(A run of records)
'''

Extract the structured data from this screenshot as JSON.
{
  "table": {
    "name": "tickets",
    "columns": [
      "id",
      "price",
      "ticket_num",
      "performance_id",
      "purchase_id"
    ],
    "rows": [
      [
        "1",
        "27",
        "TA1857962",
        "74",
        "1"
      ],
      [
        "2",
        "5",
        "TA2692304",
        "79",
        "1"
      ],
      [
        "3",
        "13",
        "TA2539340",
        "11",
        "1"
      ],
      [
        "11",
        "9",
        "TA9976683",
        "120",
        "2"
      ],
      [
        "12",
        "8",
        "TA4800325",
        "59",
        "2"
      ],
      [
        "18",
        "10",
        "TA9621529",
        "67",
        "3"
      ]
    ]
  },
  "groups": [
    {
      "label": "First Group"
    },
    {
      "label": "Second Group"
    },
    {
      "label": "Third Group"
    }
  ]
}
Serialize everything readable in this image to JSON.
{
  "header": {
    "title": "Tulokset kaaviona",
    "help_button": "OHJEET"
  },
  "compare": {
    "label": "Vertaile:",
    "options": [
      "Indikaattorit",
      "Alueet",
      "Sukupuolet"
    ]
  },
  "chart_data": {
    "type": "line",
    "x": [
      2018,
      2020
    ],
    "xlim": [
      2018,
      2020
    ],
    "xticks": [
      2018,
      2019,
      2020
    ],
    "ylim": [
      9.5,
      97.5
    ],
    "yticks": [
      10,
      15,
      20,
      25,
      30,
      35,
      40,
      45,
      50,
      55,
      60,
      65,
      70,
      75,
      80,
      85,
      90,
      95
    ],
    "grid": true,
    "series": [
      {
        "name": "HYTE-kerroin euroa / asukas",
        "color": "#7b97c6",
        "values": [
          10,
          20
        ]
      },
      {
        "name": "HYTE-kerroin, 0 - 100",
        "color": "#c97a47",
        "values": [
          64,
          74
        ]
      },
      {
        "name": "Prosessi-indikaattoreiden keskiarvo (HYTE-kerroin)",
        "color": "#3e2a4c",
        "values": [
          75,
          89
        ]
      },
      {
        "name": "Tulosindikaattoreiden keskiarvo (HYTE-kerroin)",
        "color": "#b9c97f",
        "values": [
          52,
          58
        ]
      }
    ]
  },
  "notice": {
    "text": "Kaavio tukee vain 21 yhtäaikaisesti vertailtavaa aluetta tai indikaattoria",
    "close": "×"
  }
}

'''

■ Task prompt ■
Extract every line of the records above that contains the word "JSON".

■ The response ■
Extract the structured data from this screenshot as JSON.
Serialize everything readable in this image to JSON.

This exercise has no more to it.